[Dataset items]
-------------------------

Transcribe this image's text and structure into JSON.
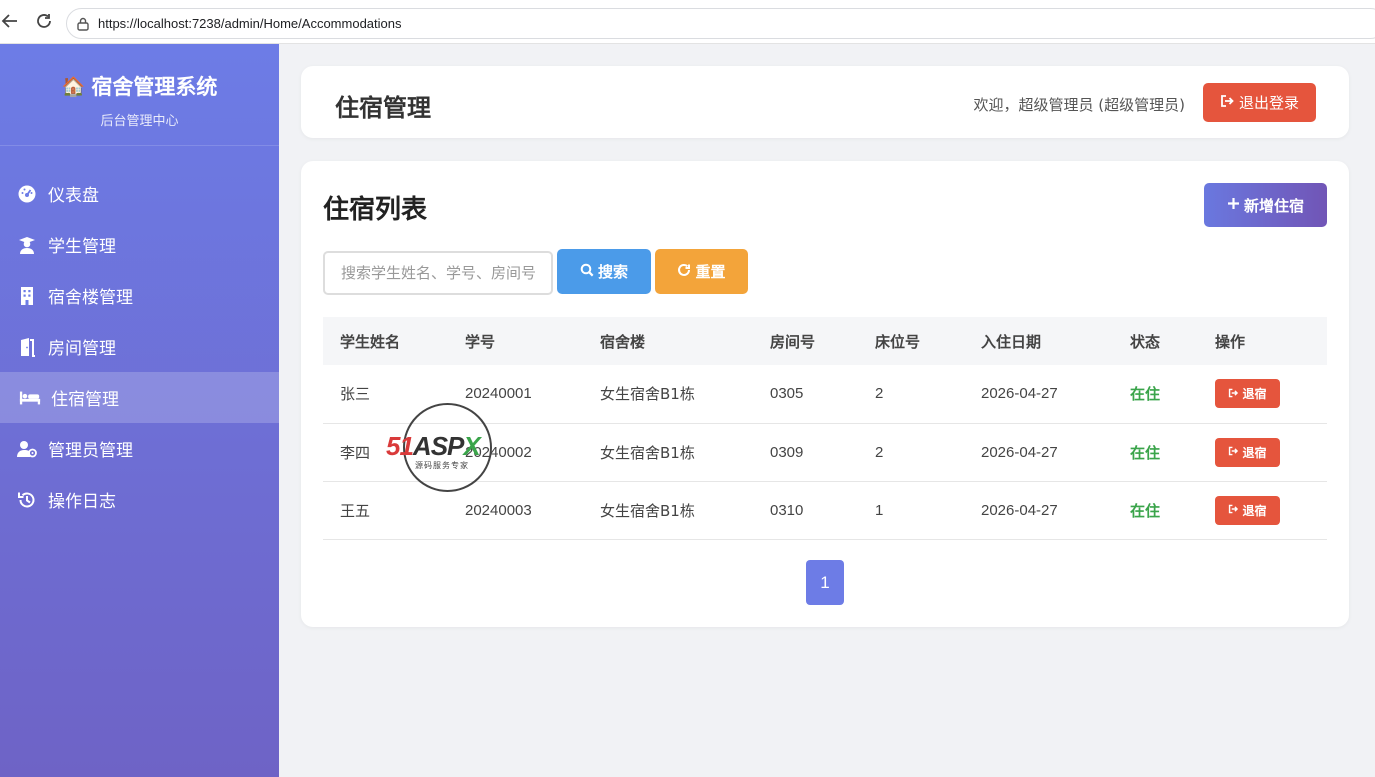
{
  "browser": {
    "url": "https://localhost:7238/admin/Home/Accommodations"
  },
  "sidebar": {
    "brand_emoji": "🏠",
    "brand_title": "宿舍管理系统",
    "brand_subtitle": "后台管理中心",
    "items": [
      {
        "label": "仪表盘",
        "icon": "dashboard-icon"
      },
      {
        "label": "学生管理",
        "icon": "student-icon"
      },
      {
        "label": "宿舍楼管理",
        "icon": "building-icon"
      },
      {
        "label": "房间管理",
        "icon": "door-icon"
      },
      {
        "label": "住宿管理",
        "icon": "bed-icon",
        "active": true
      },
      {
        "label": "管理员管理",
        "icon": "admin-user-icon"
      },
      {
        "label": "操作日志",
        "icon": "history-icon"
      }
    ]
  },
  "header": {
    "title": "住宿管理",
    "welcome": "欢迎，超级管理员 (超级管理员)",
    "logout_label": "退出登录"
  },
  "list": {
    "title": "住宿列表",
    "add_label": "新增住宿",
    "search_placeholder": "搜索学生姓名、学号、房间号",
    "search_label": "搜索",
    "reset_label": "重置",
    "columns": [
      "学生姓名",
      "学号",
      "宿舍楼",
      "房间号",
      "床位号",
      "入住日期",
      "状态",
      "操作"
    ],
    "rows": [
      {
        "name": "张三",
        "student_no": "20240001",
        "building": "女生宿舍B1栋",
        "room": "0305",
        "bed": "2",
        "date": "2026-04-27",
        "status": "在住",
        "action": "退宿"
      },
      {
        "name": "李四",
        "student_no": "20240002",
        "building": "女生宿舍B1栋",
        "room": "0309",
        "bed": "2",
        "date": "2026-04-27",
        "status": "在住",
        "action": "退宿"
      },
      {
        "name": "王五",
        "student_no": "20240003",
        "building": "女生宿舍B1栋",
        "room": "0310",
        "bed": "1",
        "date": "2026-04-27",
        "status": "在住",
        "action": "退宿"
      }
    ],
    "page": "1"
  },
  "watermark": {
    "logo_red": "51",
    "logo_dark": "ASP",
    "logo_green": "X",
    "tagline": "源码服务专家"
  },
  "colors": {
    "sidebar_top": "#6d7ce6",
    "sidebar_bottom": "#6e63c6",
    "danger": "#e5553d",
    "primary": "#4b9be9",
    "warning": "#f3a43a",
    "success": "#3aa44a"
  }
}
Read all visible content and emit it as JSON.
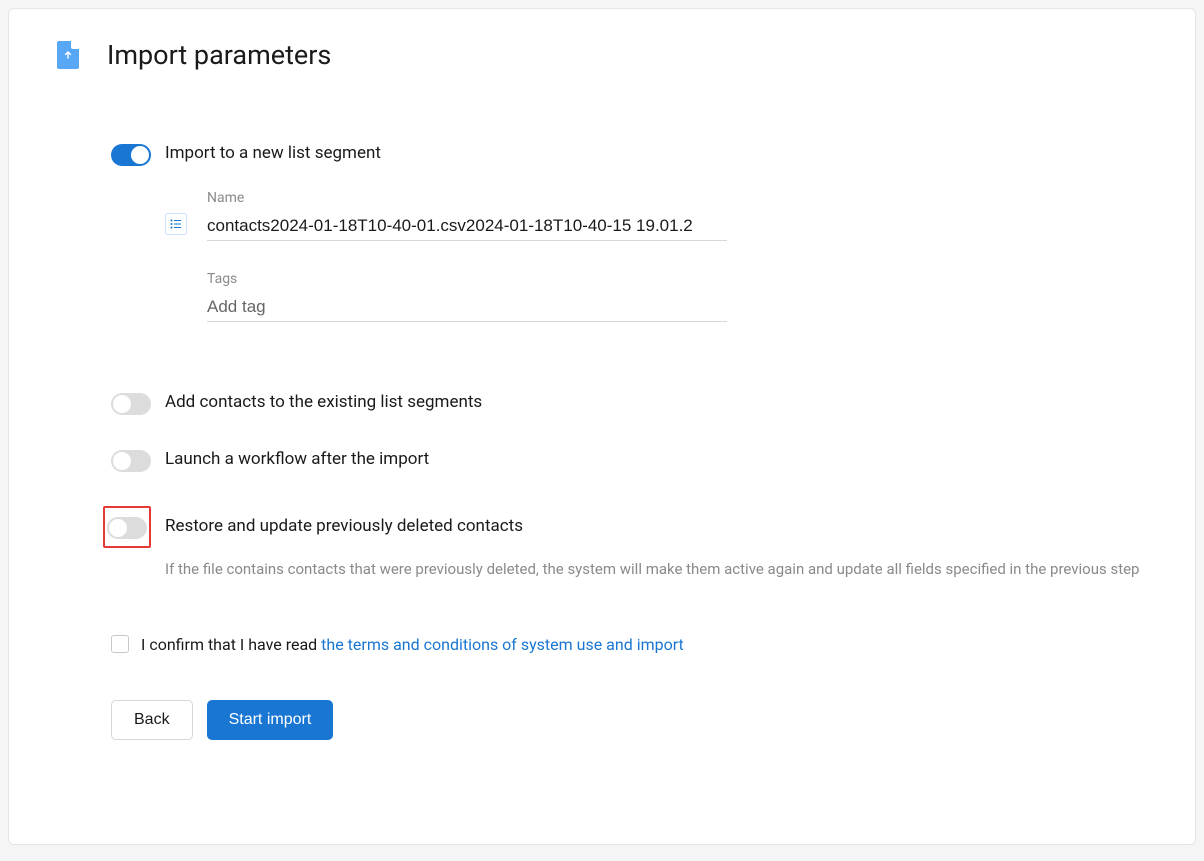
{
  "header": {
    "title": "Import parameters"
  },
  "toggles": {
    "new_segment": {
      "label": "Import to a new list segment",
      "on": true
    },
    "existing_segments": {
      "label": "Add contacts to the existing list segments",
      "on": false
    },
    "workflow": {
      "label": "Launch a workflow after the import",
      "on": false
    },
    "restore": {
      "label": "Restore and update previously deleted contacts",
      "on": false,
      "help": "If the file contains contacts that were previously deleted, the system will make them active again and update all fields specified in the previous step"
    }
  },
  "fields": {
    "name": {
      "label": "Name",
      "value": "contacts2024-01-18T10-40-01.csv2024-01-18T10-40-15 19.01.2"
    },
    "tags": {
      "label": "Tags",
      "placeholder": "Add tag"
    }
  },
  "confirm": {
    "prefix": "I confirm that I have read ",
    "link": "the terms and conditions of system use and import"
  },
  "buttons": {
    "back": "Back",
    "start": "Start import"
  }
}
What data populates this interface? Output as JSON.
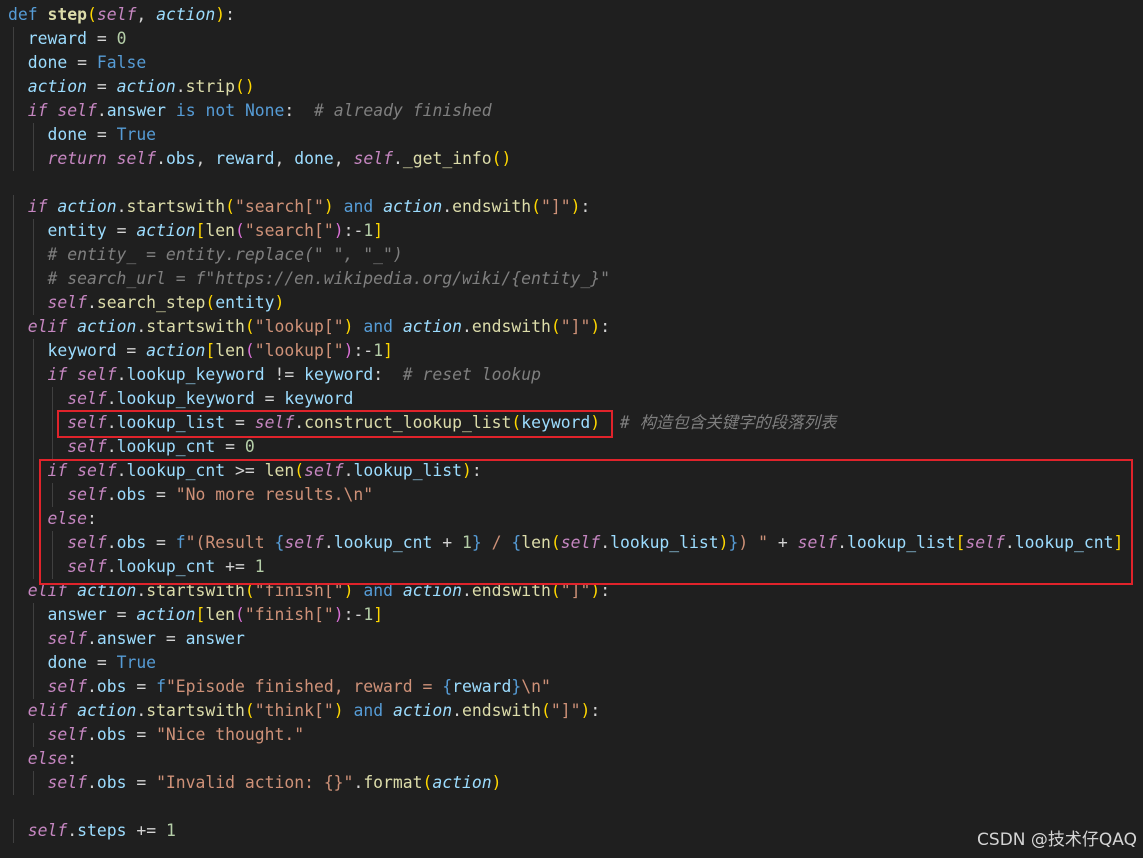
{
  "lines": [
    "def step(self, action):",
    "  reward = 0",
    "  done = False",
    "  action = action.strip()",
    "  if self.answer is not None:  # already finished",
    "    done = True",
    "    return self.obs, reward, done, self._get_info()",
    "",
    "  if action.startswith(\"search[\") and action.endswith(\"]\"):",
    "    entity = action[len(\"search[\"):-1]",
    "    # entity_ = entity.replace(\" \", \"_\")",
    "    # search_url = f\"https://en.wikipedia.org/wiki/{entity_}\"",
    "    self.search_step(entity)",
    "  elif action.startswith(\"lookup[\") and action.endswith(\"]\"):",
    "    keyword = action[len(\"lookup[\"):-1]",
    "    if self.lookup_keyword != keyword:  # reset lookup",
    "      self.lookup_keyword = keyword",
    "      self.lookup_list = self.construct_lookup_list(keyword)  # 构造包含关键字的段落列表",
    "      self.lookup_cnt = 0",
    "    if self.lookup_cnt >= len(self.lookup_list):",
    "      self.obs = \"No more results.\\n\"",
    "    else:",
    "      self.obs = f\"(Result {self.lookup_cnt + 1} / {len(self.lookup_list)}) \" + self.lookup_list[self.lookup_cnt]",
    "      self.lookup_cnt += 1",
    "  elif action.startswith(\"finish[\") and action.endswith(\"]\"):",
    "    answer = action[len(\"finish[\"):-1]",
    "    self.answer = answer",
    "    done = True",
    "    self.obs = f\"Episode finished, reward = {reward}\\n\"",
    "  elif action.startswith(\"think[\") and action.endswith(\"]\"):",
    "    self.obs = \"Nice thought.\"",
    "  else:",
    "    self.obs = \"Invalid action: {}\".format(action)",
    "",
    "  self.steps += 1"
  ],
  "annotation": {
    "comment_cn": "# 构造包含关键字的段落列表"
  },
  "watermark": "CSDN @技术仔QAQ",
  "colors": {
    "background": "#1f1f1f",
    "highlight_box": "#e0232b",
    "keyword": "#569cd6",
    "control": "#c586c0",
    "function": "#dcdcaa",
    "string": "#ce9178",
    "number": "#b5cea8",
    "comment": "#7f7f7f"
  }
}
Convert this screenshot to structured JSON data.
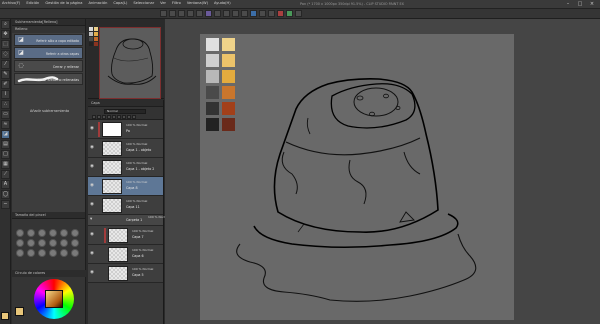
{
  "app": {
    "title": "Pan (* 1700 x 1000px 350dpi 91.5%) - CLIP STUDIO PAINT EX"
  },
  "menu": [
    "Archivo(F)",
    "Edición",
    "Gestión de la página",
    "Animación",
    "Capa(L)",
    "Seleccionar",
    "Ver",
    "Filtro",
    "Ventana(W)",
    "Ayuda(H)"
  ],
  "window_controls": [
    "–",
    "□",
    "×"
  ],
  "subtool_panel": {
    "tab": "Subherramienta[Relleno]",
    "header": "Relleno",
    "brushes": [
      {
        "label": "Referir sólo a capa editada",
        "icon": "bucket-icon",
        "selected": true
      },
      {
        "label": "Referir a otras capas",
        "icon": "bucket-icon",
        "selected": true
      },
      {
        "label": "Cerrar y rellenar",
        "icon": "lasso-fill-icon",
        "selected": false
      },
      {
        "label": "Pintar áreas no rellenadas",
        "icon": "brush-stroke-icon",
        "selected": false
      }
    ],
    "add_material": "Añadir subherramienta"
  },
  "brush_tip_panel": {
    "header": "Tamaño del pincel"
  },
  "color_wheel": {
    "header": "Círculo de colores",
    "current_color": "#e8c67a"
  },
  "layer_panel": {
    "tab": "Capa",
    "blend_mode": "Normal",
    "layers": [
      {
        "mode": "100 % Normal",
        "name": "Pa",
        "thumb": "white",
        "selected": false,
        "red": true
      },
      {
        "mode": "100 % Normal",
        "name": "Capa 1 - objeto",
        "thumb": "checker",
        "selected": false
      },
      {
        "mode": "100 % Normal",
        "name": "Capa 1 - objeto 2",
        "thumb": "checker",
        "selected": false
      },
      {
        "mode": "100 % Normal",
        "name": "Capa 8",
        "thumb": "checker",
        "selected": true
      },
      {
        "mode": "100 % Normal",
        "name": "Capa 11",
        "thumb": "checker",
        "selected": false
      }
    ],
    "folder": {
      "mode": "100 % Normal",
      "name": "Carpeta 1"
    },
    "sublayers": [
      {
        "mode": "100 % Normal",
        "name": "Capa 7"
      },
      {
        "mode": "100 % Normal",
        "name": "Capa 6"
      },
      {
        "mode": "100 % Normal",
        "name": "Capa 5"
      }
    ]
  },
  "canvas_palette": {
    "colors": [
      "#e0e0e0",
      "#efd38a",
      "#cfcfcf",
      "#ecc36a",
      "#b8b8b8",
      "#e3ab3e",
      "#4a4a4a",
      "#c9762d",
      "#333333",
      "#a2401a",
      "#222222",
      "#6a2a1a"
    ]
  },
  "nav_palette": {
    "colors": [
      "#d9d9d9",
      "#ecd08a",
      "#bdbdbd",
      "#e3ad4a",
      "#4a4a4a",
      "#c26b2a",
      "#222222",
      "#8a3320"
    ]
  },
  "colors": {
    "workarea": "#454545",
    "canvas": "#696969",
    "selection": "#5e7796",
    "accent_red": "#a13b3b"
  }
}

-------------------------

◆ What this task involves
Work out how many lines of the material above contain the word "admin", then give only that figure.

◆ Solution to this exercise
2